» Exercise requirements
The records below must be output exactly, without pictures.
━━ Recorded information ━━
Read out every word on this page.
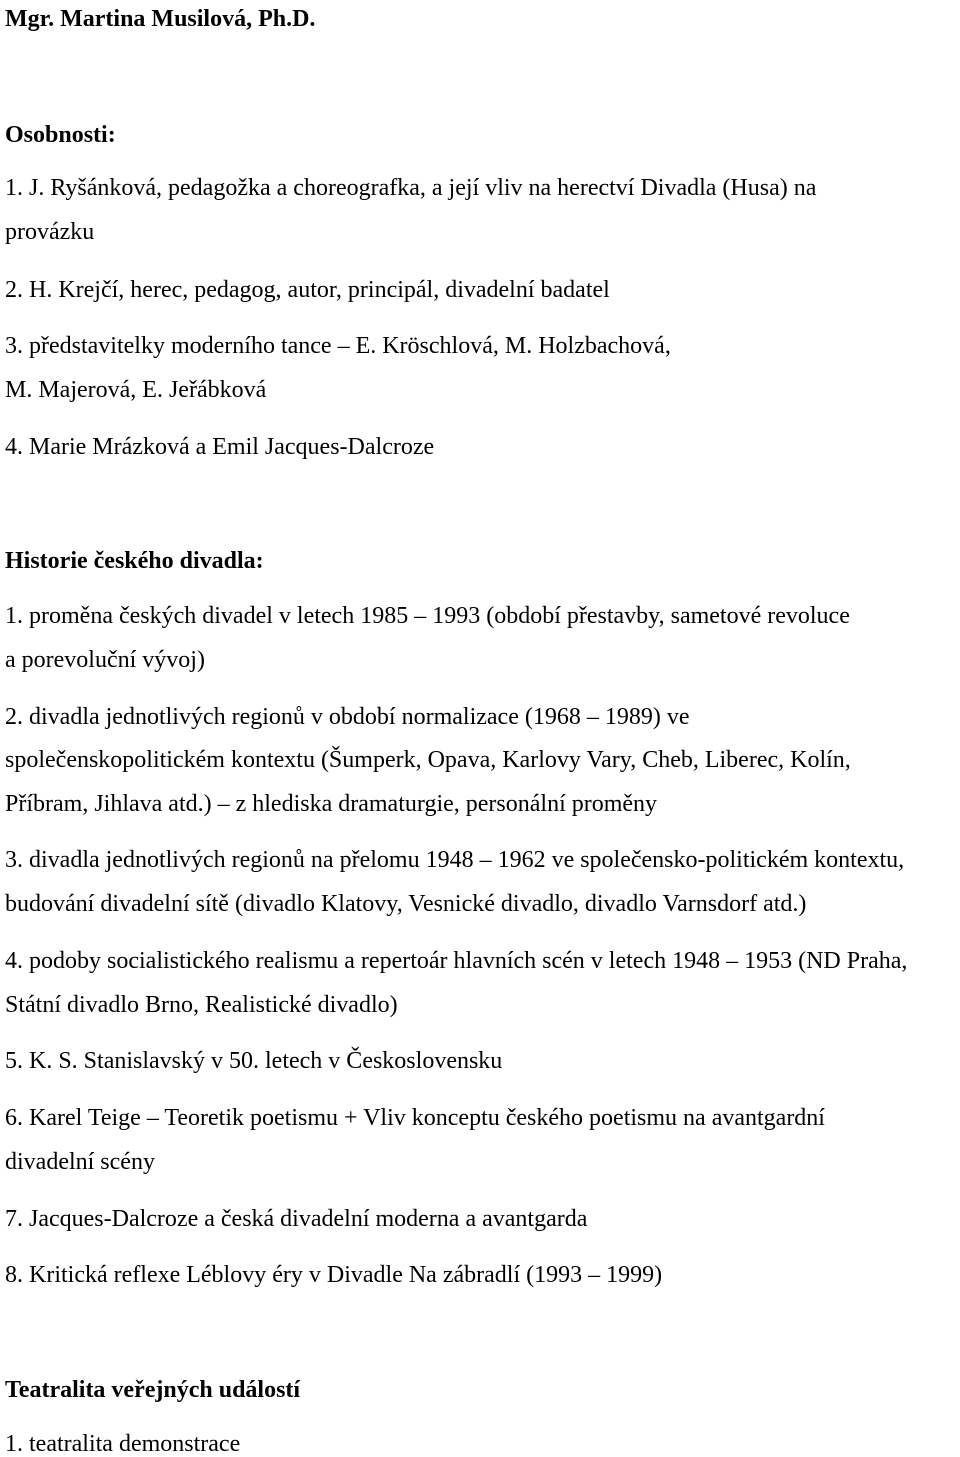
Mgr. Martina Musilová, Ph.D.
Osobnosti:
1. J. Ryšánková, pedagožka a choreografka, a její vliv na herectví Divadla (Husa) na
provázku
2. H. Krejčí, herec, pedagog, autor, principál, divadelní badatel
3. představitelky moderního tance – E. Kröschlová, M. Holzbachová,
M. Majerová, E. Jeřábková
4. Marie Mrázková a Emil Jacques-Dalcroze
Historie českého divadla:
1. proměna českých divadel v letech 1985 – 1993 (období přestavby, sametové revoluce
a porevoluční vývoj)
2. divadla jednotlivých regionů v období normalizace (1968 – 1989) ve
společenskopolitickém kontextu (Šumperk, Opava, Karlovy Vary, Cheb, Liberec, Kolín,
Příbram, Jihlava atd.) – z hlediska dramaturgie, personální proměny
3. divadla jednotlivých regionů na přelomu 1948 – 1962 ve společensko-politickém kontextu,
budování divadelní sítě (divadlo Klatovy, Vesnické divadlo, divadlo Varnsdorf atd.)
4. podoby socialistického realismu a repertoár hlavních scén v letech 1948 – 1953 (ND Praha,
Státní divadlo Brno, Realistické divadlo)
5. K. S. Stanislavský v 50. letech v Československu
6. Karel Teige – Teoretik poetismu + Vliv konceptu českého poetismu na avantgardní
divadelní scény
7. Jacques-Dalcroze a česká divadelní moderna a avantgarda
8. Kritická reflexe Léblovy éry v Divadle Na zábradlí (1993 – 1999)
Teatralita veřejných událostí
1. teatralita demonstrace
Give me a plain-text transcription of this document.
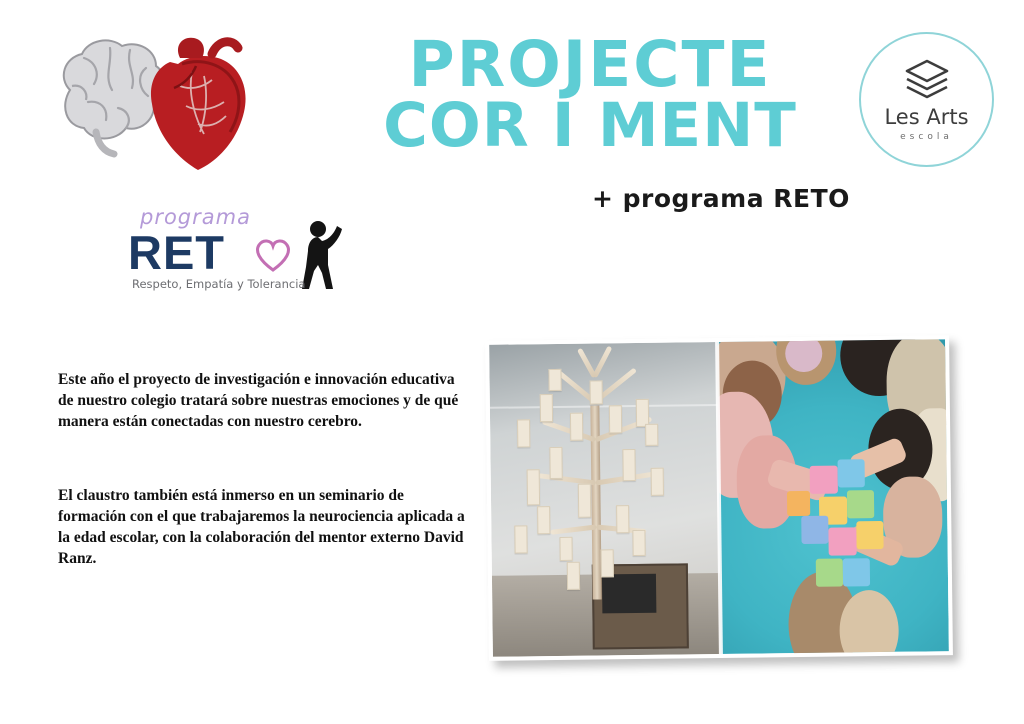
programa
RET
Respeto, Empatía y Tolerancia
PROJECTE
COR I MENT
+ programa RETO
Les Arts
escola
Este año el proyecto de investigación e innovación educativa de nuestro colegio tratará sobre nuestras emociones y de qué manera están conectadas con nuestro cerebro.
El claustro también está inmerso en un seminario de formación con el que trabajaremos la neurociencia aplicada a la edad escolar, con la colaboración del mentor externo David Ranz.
━━━
» The response
Read out every word on this page.
Mgr. Martina Musilová, Ph.D.
Osobnosti:
1. J. Ryšánková, pedagožka a choreografka, a její vliv na herectví Divadla (Husa) na
provázku
2. H. Krejčí, herec, pedagog, autor, principál, divadelní badatel
3. představitelky moderního tance – E. Kröschlová, M. Holzbachová,
M. Majerová, E. Jeřábková
4. Marie Mrázková a Emil Jacques-Dalcroze
Historie českého divadla:
1. proměna českých divadel v letech 1985 – 1993 (období přestavby, sametové revoluce
a porevoluční vývoj)
2. divadla jednotlivých regionů v období normalizace (1968 – 1989) ve
společenskopolitickém kontextu (Šumperk, Opava, Karlovy Vary, Cheb, Liberec, Kolín,
Příbram, Jihlava atd.) – z hlediska dramaturgie, personální proměny
3. divadla jednotlivých regionů na přelomu 1948 – 1962 ve společensko-politickém kontextu,
budování divadelní sítě (divadlo Klatovy, Vesnické divadlo, divadlo Varnsdorf atd.)
4. podoby socialistického realismu a repertoár hlavních scén v letech 1948 – 1953 (ND Praha,
Státní divadlo Brno, Realistické divadlo)
5. K. S. Stanislavský v 50. letech v Československu
6. Karel Teige – Teoretik poetismu + Vliv konceptu českého poetismu na avantgardní
divadelní scény
7. Jacques-Dalcroze a česká divadelní moderna a avantgarda
8. Kritická reflexe Léblovy éry v Divadle Na zábradlí (1993 – 1999)
Teatralita veřejných událostí
1. teatralita demonstrace
Give me a plain-text transcription of this document.
programa
RET
Respeto, Empatía y Tolerancia
PROJECTE
COR I MENT
+ programa RETO
Les Arts
escola
Este año el proyecto de investigación e innovación educativa de nuestro colegio tratará sobre nuestras emociones y de qué manera están conectadas con nuestro cerebro.
El claustro también está inmerso en un seminario de formación con el que trabajaremos la neurociencia aplicada a la edad escolar, con la colaboración del mentor externo David Ranz.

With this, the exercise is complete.